### EXERCISE GOAL
Each line that includes the word "Rate" counts once; give the total and nothing more.

── INFORMATION SUPPLIED ──

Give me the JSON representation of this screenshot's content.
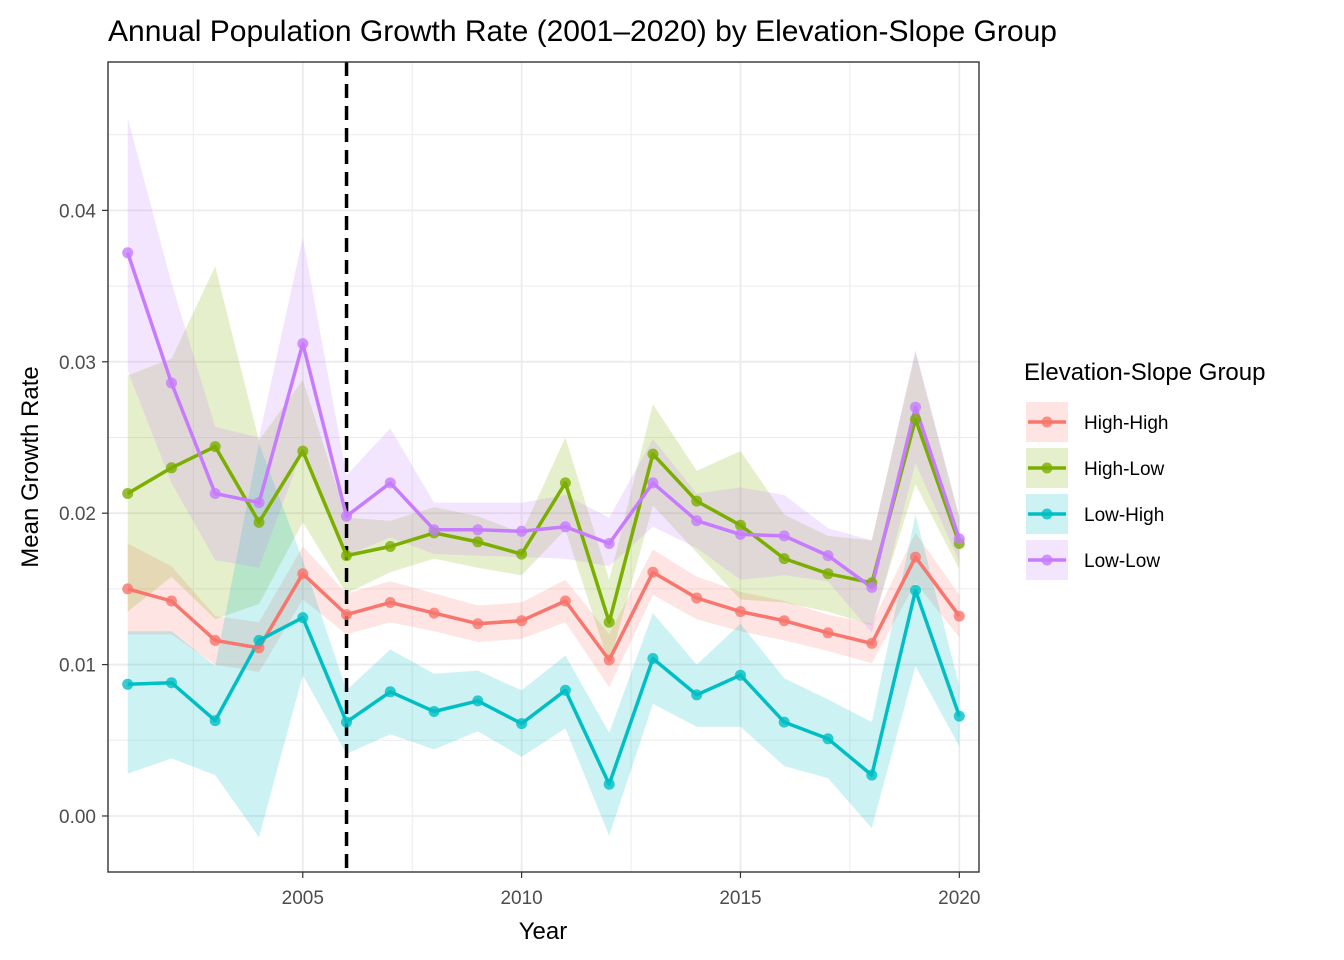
{
  "chart_data": {
    "type": "line",
    "title": "Annual Population Growth Rate (2001–2020) by Elevation-Slope Group",
    "xlabel": "Year",
    "ylabel": "Mean Growth Rate",
    "xlim": [
      2000.55,
      2020.45
    ],
    "ylim": [
      -0.0037,
      0.0498
    ],
    "x_ticks": [
      2005,
      2010,
      2015,
      2020
    ],
    "x_tick_labels": [
      "2005",
      "2010",
      "2015",
      "2020"
    ],
    "y_ticks": [
      0.0,
      0.01,
      0.02,
      0.03,
      0.04
    ],
    "y_tick_labels": [
      "0.00",
      "0.01",
      "0.02",
      "0.03",
      "0.04"
    ],
    "vline": {
      "x": 2006,
      "style": "dashed",
      "color": "#000000"
    },
    "grid": true,
    "legend": {
      "title": "Elevation-Slope Group",
      "position": "right"
    },
    "x": [
      2001,
      2002,
      2003,
      2004,
      2005,
      2006,
      2007,
      2008,
      2009,
      2010,
      2011,
      2012,
      2013,
      2014,
      2015,
      2016,
      2017,
      2018,
      2019,
      2020
    ],
    "series": [
      {
        "name": "High-High",
        "color": "#F8766D",
        "values": [
          0.015,
          0.0142,
          0.0116,
          0.0111,
          0.016,
          0.0133,
          0.0141,
          0.0134,
          0.0127,
          0.0129,
          0.0142,
          0.0103,
          0.0161,
          0.0144,
          0.0135,
          0.0129,
          0.0121,
          0.0114,
          0.0171,
          0.0132
        ],
        "lower": [
          0.012,
          0.012,
          0.01,
          0.0095,
          0.0143,
          0.012,
          0.0128,
          0.0122,
          0.0115,
          0.0117,
          0.0128,
          0.0085,
          0.0146,
          0.013,
          0.0122,
          0.0116,
          0.0109,
          0.0101,
          0.0154,
          0.0118
        ],
        "upper": [
          0.018,
          0.0165,
          0.0132,
          0.0128,
          0.0178,
          0.0147,
          0.0155,
          0.0147,
          0.0139,
          0.0141,
          0.0156,
          0.012,
          0.0176,
          0.0158,
          0.0148,
          0.0142,
          0.0133,
          0.0127,
          0.0187,
          0.0146
        ]
      },
      {
        "name": "High-Low",
        "color": "#7CAE00",
        "values": [
          0.0213,
          0.023,
          0.0244,
          0.0194,
          0.0241,
          0.0172,
          0.0178,
          0.0187,
          0.0181,
          0.0173,
          0.022,
          0.0128,
          0.0239,
          0.0208,
          0.0192,
          0.017,
          0.016,
          0.0154,
          0.0262,
          0.018
        ],
        "lower": [
          0.0135,
          0.0158,
          0.013,
          0.014,
          0.0194,
          0.0147,
          0.0161,
          0.017,
          0.0164,
          0.0159,
          0.0189,
          0.01,
          0.0205,
          0.0174,
          0.0143,
          0.0141,
          0.0135,
          0.0126,
          0.0219,
          0.0163
        ],
        "upper": [
          0.0291,
          0.0302,
          0.0363,
          0.0248,
          0.0288,
          0.0197,
          0.0195,
          0.0204,
          0.0198,
          0.0187,
          0.025,
          0.0156,
          0.0272,
          0.0228,
          0.0241,
          0.0199,
          0.0185,
          0.0182,
          0.0306,
          0.0197
        ]
      },
      {
        "name": "Low-High",
        "color": "#00BFC4",
        "values": [
          0.0087,
          0.0088,
          0.0063,
          0.0116,
          0.0131,
          0.0062,
          0.0082,
          0.0069,
          0.0076,
          0.0061,
          0.0083,
          0.0021,
          0.0104,
          0.008,
          0.0093,
          0.0062,
          0.0051,
          0.0027,
          0.0149,
          0.0066
        ],
        "lower": [
          0.0028,
          0.0038,
          0.0027,
          -0.0014,
          0.0093,
          0.0041,
          0.0054,
          0.0044,
          0.0056,
          0.0039,
          0.0058,
          -0.0013,
          0.0074,
          0.0059,
          0.0059,
          0.0033,
          0.0025,
          -0.0008,
          0.0099,
          0.0046
        ],
        "upper": [
          0.0122,
          0.0122,
          0.0099,
          0.0246,
          0.0169,
          0.0083,
          0.011,
          0.0094,
          0.0096,
          0.0083,
          0.0106,
          0.0055,
          0.0134,
          0.01,
          0.0127,
          0.0091,
          0.0077,
          0.0062,
          0.0199,
          0.0086
        ]
      },
      {
        "name": "Low-Low",
        "color": "#C77CFF",
        "values": [
          0.0372,
          0.0286,
          0.0213,
          0.0207,
          0.0312,
          0.0198,
          0.022,
          0.0189,
          0.0189,
          0.0188,
          0.0191,
          0.018,
          0.022,
          0.0195,
          0.0186,
          0.0185,
          0.0172,
          0.0151,
          0.027,
          0.0183
        ],
        "lower": [
          0.0294,
          0.022,
          0.0169,
          0.0164,
          0.0242,
          0.0172,
          0.0184,
          0.0173,
          0.0172,
          0.0171,
          0.017,
          0.0165,
          0.0191,
          0.0177,
          0.0156,
          0.0159,
          0.0155,
          0.0121,
          0.0233,
          0.0168
        ],
        "upper": [
          0.0461,
          0.0352,
          0.0257,
          0.025,
          0.0382,
          0.0225,
          0.0256,
          0.0207,
          0.0207,
          0.0207,
          0.0212,
          0.0197,
          0.0249,
          0.0213,
          0.0217,
          0.0212,
          0.019,
          0.0182,
          0.0308,
          0.0198
        ]
      }
    ]
  }
}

───

### TASK RESULT
2